* Given problem:
Sift the listing for lines that hold the string "which" and pull them out.

— start Available data —

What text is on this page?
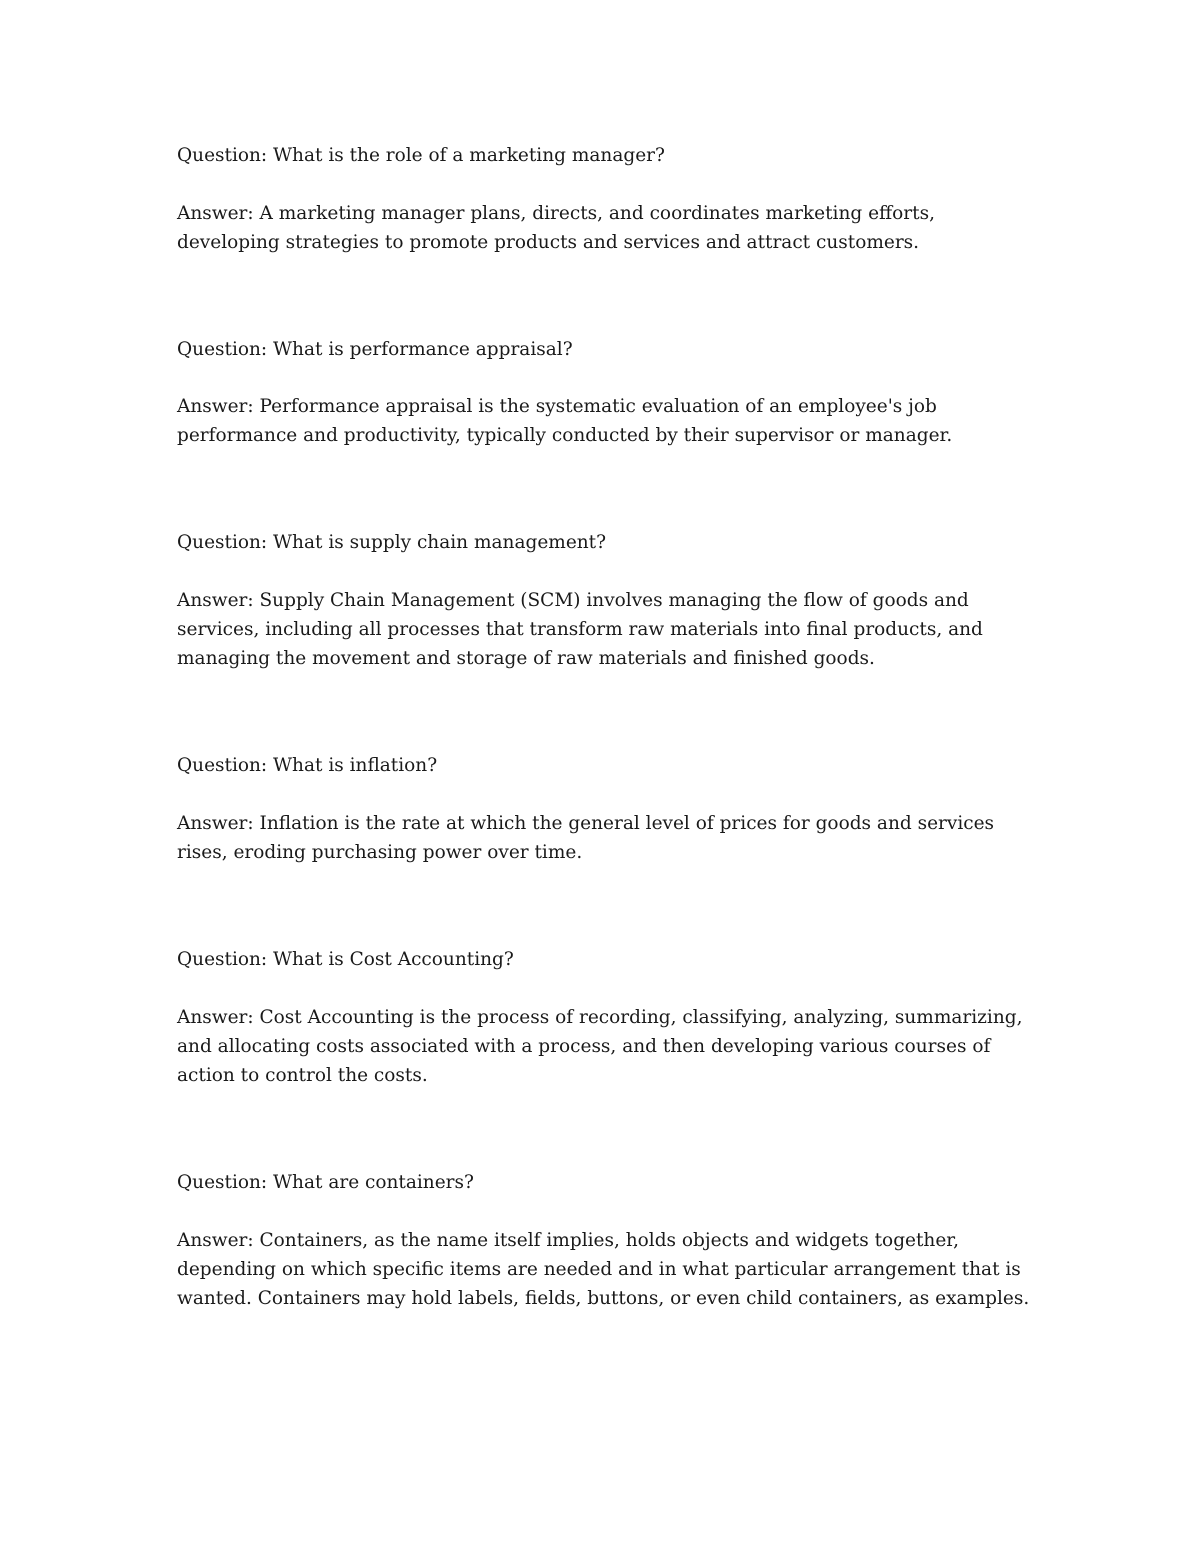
Question: What is the role of a marketing manager?

Answer: A marketing manager plans, directs, and coordinates marketing efforts, developing strategies to promote products and services and attract customers.

Question: What is performance appraisal?

Answer: Performance appraisal is the systematic evaluation of an employee's job performance and productivity, typically conducted by their supervisor or manager.

Question: What is supply chain management?

Answer: Supply Chain Management (SCM) involves managing the flow of goods and services, including all processes that transform raw materials into final products, and managing the movement and storage of raw materials and finished goods.

Question: What is inflation?

Answer: Inflation is the rate at which the general level of prices for goods and services rises, eroding purchasing power over time.

Question: What is Cost Accounting?

Answer: Cost Accounting is the process of recording, classifying, analyzing, summarizing, and allocating costs associated with a process, and then developing various courses of action to control the costs.

Question: What are containers?

Answer: Containers, as the name itself implies, holds objects and widgets together, depending on which specific items are needed and in what particular arrangement that is wanted. Containers may hold labels, fields, buttons, or even child containers, as examples.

— end Available data —

* Result of the task:
Answer: Inflation is the rate at which the general level of prices for goods and services rises, eroding purchasing power over time.
Answer: Containers, as the name itself implies, holds objects and widgets together, depending on which specific items are needed and in what particular arrangement that is wanted. Containers may hold labels, fields, buttons, or even child containers, as examples.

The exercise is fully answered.